#### SOURCE TEXT
____
My favorite thing is an oversize palette table that sits in front of my studio easel. It is a 2 x 4 foot table covered with a sheet of glass of equal size. It is a tool that has transformed how I work and, as a consequence, the very nature of the paintings I produce. My original artistic training was in a traditional atelier or studio school. As a consequence I learned procedures which most traditional artists learn. I was taught to set my easel next to the model or subject I am going to paint, but to make all of my observation 5-6 feet in front of it. This way I am able to take in the entire canvas in a single glance, and observe the developing painting from the same distance it will most likely to be viewed by others.
Because of this there is a lot of walking back and forth from the viewing point and the canvas. And it was also for this reason that I was also taught to use a wooden thumb palette – so it is always at hand for mixing paints.
But over the years I have evolved as an artist. When I first began painting I used little dollops of paint and little brushes. But as time has passed I have used ever larger mounds of paint and ever larger brushes. Likewise, I graduated from a little thumb palette, to larger and larger palettes. At some point I found the larger palette too cumbersome to hold all the time so I set it on my taboret and mixed my paints at a fixed point in front of my easel. Since I wasn’t holding the palette I eventually got rid of the thumb palette altogether and started mixing my paint on a plate of glass (I think I took my cue from a book by John Howard Sanden). However, the real transformation came the day I purchased a 2 x 4 foot table and covered it with a plate of glass of the same dimensions.
This is what I now use to mix my colors. I still walk back and forth from my viewing point to the canvas, but the palette table sits directly in front of the canvas so that is where I do all of my paint mixing. I feel it has transformed my work since it has liberated me to mix copious amounts of paint with large bristle filbert brushes. I use bristle filberts of all sizes, but for the initial lay in I like to use number 12 filberts (about ¾ inch wide), and larger. I have several that are number 24 (about 2 inches wide).
____
#### AVAILABLE DATA

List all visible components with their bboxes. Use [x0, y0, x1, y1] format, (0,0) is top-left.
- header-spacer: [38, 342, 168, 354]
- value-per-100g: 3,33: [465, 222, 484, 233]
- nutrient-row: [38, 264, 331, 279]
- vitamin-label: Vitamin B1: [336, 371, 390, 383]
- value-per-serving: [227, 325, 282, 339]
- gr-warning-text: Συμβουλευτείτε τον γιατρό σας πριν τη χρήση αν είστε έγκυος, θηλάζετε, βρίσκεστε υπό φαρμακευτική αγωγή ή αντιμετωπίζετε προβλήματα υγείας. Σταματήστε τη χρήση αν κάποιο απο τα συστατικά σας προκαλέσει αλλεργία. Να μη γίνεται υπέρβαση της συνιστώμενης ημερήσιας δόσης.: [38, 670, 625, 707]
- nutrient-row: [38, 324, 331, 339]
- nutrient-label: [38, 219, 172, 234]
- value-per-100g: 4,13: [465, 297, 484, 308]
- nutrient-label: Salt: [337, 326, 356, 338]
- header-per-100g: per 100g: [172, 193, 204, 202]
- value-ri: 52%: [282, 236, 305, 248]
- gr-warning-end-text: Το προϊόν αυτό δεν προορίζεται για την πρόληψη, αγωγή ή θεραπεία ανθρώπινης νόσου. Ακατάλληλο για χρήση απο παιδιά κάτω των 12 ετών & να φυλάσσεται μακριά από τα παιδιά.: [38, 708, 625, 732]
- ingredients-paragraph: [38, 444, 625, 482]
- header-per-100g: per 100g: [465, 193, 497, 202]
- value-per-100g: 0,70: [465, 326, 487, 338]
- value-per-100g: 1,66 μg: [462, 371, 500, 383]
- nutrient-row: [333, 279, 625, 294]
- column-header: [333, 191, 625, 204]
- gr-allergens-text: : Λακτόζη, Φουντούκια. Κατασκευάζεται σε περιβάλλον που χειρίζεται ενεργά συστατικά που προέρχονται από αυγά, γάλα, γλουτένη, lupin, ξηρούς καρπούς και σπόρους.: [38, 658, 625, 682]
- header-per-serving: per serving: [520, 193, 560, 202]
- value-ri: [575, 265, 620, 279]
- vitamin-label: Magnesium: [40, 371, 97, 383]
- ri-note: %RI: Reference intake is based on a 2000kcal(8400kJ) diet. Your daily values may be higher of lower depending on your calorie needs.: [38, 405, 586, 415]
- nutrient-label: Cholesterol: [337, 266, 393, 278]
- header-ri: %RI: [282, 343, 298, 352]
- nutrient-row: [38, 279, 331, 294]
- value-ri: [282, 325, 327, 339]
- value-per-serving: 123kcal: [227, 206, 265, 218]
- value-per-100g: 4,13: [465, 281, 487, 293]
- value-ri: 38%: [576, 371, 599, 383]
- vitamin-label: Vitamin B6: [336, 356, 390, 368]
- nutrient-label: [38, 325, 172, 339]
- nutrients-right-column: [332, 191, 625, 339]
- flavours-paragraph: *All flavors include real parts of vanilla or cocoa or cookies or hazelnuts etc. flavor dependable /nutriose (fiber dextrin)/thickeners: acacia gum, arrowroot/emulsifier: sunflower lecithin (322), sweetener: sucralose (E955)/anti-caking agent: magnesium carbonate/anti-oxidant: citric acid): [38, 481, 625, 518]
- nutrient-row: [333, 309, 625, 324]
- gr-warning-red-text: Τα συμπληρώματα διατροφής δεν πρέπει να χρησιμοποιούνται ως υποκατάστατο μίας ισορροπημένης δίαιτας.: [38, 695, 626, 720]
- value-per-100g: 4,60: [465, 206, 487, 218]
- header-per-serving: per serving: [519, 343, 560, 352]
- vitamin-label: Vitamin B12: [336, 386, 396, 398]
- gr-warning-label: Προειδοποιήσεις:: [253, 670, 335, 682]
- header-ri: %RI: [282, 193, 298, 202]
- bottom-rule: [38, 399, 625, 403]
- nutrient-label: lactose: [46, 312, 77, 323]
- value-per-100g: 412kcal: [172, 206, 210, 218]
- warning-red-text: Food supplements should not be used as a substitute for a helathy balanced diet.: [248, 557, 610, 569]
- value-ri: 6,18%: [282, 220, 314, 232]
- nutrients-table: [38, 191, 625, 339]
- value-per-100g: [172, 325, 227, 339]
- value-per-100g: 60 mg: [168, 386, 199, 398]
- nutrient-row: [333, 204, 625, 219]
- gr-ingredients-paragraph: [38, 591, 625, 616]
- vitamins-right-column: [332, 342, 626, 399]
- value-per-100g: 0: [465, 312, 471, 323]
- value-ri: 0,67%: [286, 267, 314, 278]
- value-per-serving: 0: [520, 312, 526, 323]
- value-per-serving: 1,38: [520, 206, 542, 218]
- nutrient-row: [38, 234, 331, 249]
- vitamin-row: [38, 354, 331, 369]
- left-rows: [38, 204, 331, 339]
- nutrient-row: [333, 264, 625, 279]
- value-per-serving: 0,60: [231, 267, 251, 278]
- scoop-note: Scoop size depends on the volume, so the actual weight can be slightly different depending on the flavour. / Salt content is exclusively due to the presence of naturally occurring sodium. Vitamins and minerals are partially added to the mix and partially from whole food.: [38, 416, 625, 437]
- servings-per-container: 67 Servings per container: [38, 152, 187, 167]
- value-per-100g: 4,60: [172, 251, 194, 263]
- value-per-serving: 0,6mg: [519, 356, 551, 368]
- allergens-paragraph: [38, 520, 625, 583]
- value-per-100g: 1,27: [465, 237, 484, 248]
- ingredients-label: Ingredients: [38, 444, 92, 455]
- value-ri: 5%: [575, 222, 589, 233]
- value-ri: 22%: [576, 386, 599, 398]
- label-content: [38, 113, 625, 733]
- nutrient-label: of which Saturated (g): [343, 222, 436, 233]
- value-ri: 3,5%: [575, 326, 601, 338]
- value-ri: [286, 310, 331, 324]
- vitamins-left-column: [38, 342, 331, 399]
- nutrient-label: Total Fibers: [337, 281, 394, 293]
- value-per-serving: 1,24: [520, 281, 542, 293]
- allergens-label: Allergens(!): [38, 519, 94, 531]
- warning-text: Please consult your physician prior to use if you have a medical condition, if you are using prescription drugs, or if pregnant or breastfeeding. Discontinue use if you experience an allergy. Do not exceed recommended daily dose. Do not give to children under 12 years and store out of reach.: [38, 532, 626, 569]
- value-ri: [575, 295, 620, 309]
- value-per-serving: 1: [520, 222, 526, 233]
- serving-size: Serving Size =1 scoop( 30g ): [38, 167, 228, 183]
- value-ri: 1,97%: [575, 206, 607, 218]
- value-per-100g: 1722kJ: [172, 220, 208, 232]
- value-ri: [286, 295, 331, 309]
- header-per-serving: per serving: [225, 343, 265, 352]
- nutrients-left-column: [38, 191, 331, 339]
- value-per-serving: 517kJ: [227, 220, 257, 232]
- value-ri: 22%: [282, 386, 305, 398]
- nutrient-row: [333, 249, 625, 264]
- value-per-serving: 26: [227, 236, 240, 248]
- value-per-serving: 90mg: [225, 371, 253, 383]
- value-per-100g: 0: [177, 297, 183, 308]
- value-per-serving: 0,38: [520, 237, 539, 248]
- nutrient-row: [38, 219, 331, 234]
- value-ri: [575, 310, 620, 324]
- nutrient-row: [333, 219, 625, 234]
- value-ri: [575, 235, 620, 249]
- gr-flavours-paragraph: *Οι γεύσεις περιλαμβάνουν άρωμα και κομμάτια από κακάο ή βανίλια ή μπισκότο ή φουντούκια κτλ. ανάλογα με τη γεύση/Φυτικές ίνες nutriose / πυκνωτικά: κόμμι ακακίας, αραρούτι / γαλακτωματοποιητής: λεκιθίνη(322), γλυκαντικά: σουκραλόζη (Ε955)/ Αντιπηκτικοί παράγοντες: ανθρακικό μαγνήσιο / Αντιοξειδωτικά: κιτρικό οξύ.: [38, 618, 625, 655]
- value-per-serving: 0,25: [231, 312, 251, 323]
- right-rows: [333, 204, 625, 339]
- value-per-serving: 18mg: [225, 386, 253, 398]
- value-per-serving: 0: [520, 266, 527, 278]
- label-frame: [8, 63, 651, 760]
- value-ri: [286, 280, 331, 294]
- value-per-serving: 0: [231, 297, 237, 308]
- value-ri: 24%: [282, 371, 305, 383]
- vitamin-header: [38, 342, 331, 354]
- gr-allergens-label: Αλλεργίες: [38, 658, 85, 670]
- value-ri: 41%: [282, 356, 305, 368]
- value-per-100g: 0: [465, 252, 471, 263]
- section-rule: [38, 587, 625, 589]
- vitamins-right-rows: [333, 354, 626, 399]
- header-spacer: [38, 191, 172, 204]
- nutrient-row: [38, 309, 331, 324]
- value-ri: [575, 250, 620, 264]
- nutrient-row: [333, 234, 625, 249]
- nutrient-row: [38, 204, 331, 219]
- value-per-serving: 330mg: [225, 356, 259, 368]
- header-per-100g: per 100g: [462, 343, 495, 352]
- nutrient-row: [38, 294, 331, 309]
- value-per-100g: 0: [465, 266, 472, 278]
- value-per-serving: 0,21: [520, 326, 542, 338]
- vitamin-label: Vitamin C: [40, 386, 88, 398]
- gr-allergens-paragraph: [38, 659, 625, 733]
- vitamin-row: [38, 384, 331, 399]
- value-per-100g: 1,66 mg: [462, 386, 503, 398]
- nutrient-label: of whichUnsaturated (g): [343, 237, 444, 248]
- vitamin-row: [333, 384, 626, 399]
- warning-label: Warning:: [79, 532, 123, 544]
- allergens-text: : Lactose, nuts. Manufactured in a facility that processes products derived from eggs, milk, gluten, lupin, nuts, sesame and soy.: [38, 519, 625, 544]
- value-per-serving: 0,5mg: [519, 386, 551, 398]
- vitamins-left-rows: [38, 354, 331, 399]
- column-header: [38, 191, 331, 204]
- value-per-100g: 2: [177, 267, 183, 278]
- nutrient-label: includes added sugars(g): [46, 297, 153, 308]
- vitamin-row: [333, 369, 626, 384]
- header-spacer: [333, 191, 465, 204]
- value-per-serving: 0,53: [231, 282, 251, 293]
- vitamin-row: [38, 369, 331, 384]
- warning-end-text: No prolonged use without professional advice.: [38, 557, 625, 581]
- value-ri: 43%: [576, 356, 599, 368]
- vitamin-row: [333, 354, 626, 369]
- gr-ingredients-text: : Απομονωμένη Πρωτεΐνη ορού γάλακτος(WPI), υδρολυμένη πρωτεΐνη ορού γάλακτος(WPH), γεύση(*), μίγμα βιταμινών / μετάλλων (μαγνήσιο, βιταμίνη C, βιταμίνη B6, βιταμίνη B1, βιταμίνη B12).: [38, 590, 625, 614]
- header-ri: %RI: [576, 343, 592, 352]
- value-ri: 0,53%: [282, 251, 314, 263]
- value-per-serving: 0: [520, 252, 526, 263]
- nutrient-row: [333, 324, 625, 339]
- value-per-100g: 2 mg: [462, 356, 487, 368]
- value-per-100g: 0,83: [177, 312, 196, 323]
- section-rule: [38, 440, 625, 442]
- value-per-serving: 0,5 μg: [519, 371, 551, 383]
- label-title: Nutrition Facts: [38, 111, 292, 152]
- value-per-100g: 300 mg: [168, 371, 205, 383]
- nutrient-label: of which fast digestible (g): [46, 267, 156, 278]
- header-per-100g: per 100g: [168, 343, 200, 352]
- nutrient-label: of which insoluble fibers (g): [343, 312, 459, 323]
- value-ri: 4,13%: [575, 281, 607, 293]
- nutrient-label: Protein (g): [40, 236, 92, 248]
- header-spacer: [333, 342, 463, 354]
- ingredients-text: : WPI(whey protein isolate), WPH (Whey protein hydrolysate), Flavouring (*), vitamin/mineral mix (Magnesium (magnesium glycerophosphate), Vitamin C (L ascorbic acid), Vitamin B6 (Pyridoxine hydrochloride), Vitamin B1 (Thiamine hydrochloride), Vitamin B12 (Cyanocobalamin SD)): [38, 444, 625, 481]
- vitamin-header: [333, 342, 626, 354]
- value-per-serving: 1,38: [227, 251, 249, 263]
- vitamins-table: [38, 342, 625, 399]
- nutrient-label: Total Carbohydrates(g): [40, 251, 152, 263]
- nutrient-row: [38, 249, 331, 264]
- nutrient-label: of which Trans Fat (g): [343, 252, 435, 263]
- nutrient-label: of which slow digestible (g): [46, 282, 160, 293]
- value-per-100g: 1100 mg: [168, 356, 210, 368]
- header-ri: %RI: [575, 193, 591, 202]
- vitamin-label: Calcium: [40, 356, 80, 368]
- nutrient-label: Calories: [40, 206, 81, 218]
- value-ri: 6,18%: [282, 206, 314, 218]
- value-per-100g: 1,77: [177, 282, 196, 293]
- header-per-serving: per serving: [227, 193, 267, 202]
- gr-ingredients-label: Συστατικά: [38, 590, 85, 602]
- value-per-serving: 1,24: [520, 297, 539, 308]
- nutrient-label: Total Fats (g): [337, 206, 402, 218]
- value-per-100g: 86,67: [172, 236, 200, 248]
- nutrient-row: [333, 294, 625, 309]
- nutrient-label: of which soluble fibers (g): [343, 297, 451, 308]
____
#### TASK SET
A - Output the passage of the palette table text between "Because of this" and "for mixing paints.", inclusive.
B - Say whether each statement agrees with the palette table text, answering yes or no and quoting the words of the text that decide it: (i) the table is 2 x 4 feet and covered with glass of the same size; (ii) the painter was taught to make observations while standing right beside the canvas; (iii) for the initial lay in, the painter prefers number 6 filberts.
The records are separate material and have nothing to do with the palette table text.

#### EXPECTED OUTPUTS
A -
Because of this there is a lot of walking back and forth from the viewing point and the canvas. And it was also for this reason that I was also taught to use a wooden thumb palette – so it is always at hand for mixing paints.

B -
(i) Yes: "It is a 2 x 4 foot table covered with a sheet of glass of equal size."
(ii) No: "to make all of my observation 5-6 feet in front of it."
(iii) No: "for the initial lay in I like to use number 12 filberts (about ¾ inch wide), and larger."